▶ **Extracts from a graphics dataset**

>> START

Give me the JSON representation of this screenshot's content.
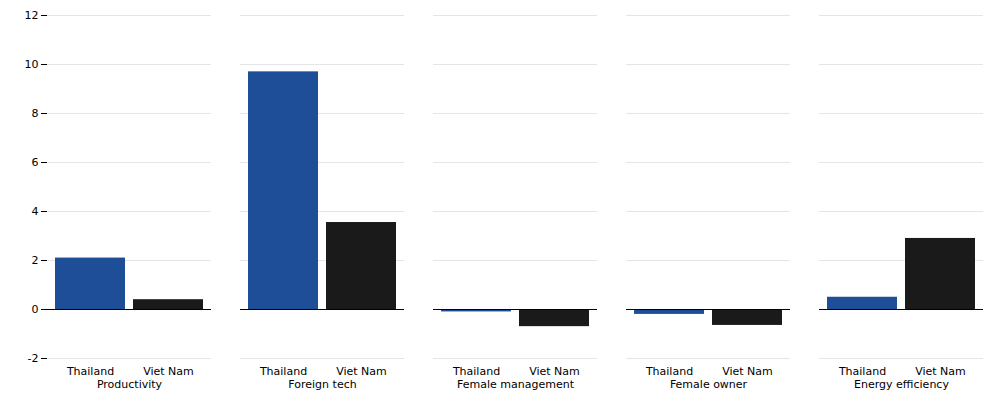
{
  "chart_data": {
    "type": "bar",
    "categories": [
      "Productivity",
      "Foreign tech",
      "Female management",
      "Female owner",
      "Energy efficiency"
    ],
    "series": [
      {
        "name": "Thailand",
        "color": "#1F4E99",
        "values": [
          2.1,
          9.7,
          -0.1,
          -0.2,
          0.5
        ]
      },
      {
        "name": "Viet Nam",
        "color": "#1a1a1a",
        "values": [
          0.4,
          3.55,
          -0.7,
          -0.65,
          2.9
        ]
      }
    ],
    "ylim": [
      -2,
      12
    ],
    "yticks": [
      -2,
      0,
      2,
      4,
      6,
      8,
      10,
      12
    ],
    "grid": true
  }
}
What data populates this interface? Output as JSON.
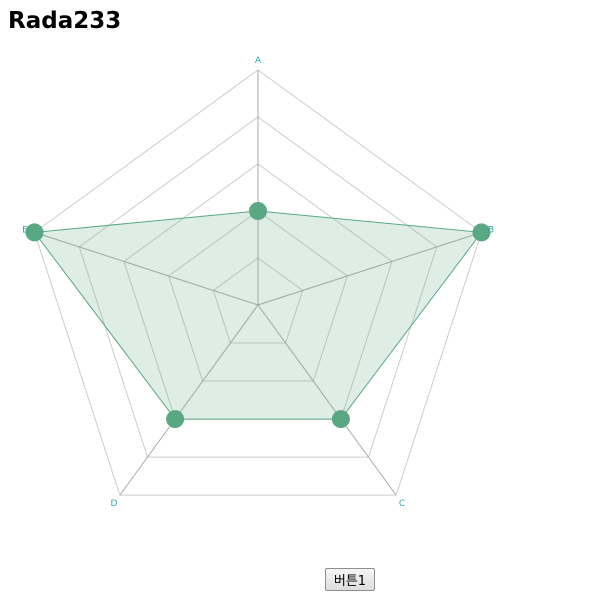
{
  "page": {
    "title": "Rada233",
    "button_label": "버튼1"
  },
  "chart_data": {
    "type": "radar",
    "axes": [
      "A",
      "B",
      "C",
      "D",
      "E"
    ],
    "range": [
      0,
      100
    ],
    "levels": 5,
    "grid": true,
    "series": [
      {
        "values": [
          40,
          100,
          60,
          60,
          100
        ],
        "color": "#5aa883"
      }
    ],
    "colors": {
      "grid": "#cccccc",
      "spoke": "#aaaaaa",
      "label": "#2aa8a8",
      "fill": "#5aa883",
      "stroke": "#5aa883",
      "point": "#5aa883"
    }
  }
}
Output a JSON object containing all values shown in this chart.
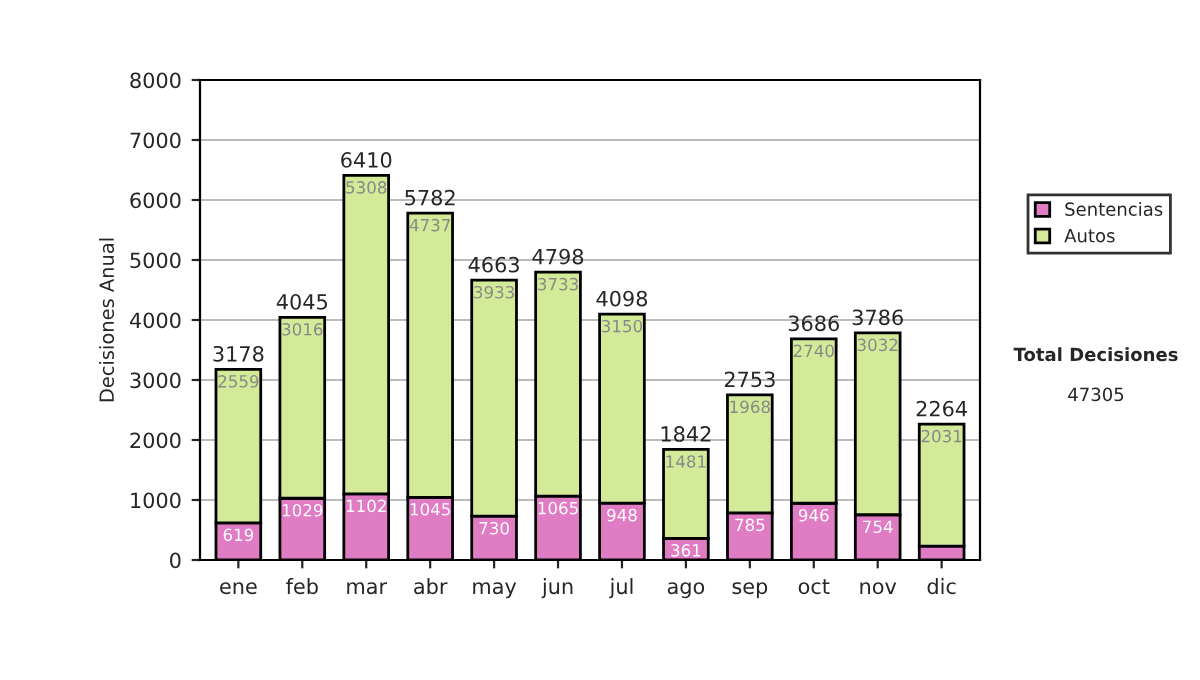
{
  "chart_data": {
    "type": "bar",
    "ylabel": "Decisiones Anual",
    "stacked": true,
    "categories": [
      "ene",
      "feb",
      "mar",
      "abr",
      "may",
      "jun",
      "jul",
      "ago",
      "sep",
      "oct",
      "nov",
      "dic"
    ],
    "series": [
      {
        "name": "Sentencias",
        "color": "#e07cc4",
        "values": [
          619,
          1029,
          1102,
          1045,
          730,
          1065,
          948,
          361,
          785,
          946,
          754,
          233
        ],
        "value_labels": [
          "619",
          "1029",
          "1102",
          "1045",
          "730",
          "1065",
          "948",
          "361",
          "785",
          "946",
          "754",
          null
        ]
      },
      {
        "name": "Autos",
        "color": "#d3eb98",
        "values": [
          2559,
          3016,
          5308,
          4737,
          3933,
          3733,
          3150,
          1481,
          1968,
          2740,
          3032,
          2031
        ],
        "value_labels": [
          "2559",
          "3016",
          "5308",
          "4737",
          "3933",
          "3733",
          "3150",
          "1481",
          "1968",
          "2740",
          "3032",
          "2031"
        ]
      }
    ],
    "totals": [
      "3178",
      "4045",
      "6410",
      "5782",
      "4663",
      "4798",
      "4098",
      "1842",
      "2753",
      "3686",
      "3786",
      "2264"
    ],
    "ylim": [
      0,
      8000
    ],
    "yticks": [
      0,
      1000,
      2000,
      3000,
      4000,
      5000,
      6000,
      7000,
      8000
    ],
    "grid": "y",
    "legend": "right",
    "annotations": [
      "Total Decisiones",
      "47305"
    ]
  }
}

>> END

▶ **Goal**
Take the records above and transcribe them exactly, dropping every picture.

▶ **Task answer**
Give me the JSON representation of this screenshot's content.
{
  "chart_data": {
    "type": "bar",
    "categories": [
      "Productivity",
      "Foreign tech",
      "Female management",
      "Female owner",
      "Energy efficiency"
    ],
    "series": [
      {
        "name": "Thailand",
        "color": "#1F4E99",
        "values": [
          2.1,
          9.7,
          -0.1,
          -0.2,
          0.5
        ]
      },
      {
        "name": "Viet Nam",
        "color": "#1a1a1a",
        "values": [
          0.4,
          3.55,
          -0.7,
          -0.65,
          2.9
        ]
      }
    ],
    "ylim": [
      -2,
      12
    ],
    "yticks": [
      -2,
      0,
      2,
      4,
      6,
      8,
      10,
      12
    ],
    "grid": true
  }
}
What data populates this interface? Output as JSON.
{
  "page": {
    "title": "Rada233",
    "button_label": "버튼1"
  },
  "chart_data": {
    "type": "radar",
    "axes": [
      "A",
      "B",
      "C",
      "D",
      "E"
    ],
    "range": [
      0,
      100
    ],
    "levels": 5,
    "grid": true,
    "series": [
      {
        "values": [
          40,
          100,
          60,
          60,
          100
        ],
        "color": "#5aa883"
      }
    ],
    "colors": {
      "grid": "#cccccc",
      "spoke": "#aaaaaa",
      "label": "#2aa8a8",
      "fill": "#5aa883",
      "stroke": "#5aa883",
      "point": "#5aa883"
    }
  }
}
Output a JSON object containing all values shown in this chart.
{
  "chart_data": {
    "type": "bar",
    "ylabel": "Decisiones Anual",
    "stacked": true,
    "categories": [
      "ene",
      "feb",
      "mar",
      "abr",
      "may",
      "jun",
      "jul",
      "ago",
      "sep",
      "oct",
      "nov",
      "dic"
    ],
    "series": [
      {
        "name": "Sentencias",
        "color": "#e07cc4",
        "values": [
          619,
          1029,
          1102,
          1045,
          730,
          1065,
          948,
          361,
          785,
          946,
          754,
          233
        ],
        "value_labels": [
          "619",
          "1029",
          "1102",
          "1045",
          "730",
          "1065",
          "948",
          "361",
          "785",
          "946",
          "754",
          null
        ]
      },
      {
        "name": "Autos",
        "color": "#d3eb98",
        "values": [
          2559,
          3016,
          5308,
          4737,
          3933,
          3733,
          3150,
          1481,
          1968,
          2740,
          3032,
          2031
        ],
        "value_labels": [
          "2559",
          "3016",
          "5308",
          "4737",
          "3933",
          "3733",
          "3150",
          "1481",
          "1968",
          "2740",
          "3032",
          "2031"
        ]
      }
    ],
    "totals": [
      "3178",
      "4045",
      "6410",
      "5782",
      "4663",
      "4798",
      "4098",
      "1842",
      "2753",
      "3686",
      "3786",
      "2264"
    ],
    "ylim": [
      0,
      8000
    ],
    "yticks": [
      0,
      1000,
      2000,
      3000,
      4000,
      5000,
      6000,
      7000,
      8000
    ],
    "grid": "y",
    "legend": "right",
    "annotations": [
      "Total Decisiones",
      "47305"
    ]
  }
}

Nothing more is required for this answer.